* Start *

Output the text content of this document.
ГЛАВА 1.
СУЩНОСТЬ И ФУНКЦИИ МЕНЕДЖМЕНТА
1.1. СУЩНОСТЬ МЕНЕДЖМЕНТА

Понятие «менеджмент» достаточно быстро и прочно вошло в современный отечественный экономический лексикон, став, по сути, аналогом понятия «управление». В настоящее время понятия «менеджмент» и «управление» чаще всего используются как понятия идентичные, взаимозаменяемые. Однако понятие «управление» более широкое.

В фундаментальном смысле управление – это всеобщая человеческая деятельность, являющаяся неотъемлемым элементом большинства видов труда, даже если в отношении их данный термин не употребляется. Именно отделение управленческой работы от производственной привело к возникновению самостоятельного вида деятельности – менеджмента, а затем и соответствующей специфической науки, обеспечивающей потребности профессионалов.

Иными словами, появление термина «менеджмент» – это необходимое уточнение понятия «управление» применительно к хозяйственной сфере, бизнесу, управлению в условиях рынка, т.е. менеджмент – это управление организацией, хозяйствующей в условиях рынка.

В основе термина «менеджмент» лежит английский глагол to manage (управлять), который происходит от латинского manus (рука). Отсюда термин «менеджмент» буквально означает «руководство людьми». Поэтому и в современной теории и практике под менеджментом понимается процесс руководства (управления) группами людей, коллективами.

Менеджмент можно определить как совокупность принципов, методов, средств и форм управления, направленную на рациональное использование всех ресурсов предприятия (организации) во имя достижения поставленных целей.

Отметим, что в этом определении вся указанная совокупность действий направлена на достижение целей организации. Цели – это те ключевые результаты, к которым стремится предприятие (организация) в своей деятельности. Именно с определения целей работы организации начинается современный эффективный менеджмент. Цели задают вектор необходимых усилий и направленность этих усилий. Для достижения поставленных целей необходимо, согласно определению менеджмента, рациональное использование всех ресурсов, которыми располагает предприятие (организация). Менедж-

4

* End *

TASK TO CARRY OUT ->
Exactly as written above, please repeat the entries.

TASK ANSWER ->
Output the text content of this document.
ГЛАВА 1.
СУЩНОСТЬ И ФУНКЦИИ МЕНЕДЖМЕНТА
1.1. СУЩНОСТЬ МЕНЕДЖМЕНТА

Понятие «менеджмент» достаточно быстро и прочно вошло в современный отечественный экономический лексикон, став, по сути, аналогом понятия «управление». В настоящее время понятия «менеджмент» и «управление» чаще всего используются как понятия идентичные, взаимозаменяемые. Однако понятие «управление» более широкое.

В фундаментальном смысле управление – это всеобщая человеческая деятельность, являющаяся неотъемлемым элементом большинства видов труда, даже если в отношении их данный термин не употребляется. Именно отделение управленческой работы от производственной привело к возникновению самостоятельного вида деятельности – менеджмента, а затем и соответствующей специфической науки, обеспечивающей потребности профессионалов.

Иными словами, появление термина «менеджмент» – это необходимое уточнение понятия «управление» применительно к хозяйственной сфере, бизнесу, управлению в условиях рынка, т.е. менеджмент – это управление организацией, хозяйствующей в условиях рынка.

В основе термина «менеджмент» лежит английский глагол to manage (управлять), который происходит от латинского manus (рука). Отсюда термин «менеджмент» буквально означает «руководство людьми». Поэтому и в современной теории и практике под менеджментом понимается процесс руководства (управления) группами людей, коллективами.

Менеджмент можно определить как совокупность принципов, методов, средств и форм управления, направленную на рациональное использование всех ресурсов предприятия (организации) во имя достижения поставленных целей.

Отметим, что в этом определении вся указанная совокупность действий направлена на достижение целей организации. Цели – это те ключевые результаты, к которым стремится предприятие (организация) в своей деятельности. Именно с определения целей работы организации начинается современный эффективный менеджмент. Цели задают вектор необходимых усилий и направленность этих усилий. Для достижения поставленных целей необходимо, согласно определению менеджмента, рациональное использование всех ресурсов, которыми располагает предприятие (организация). Менедж-

4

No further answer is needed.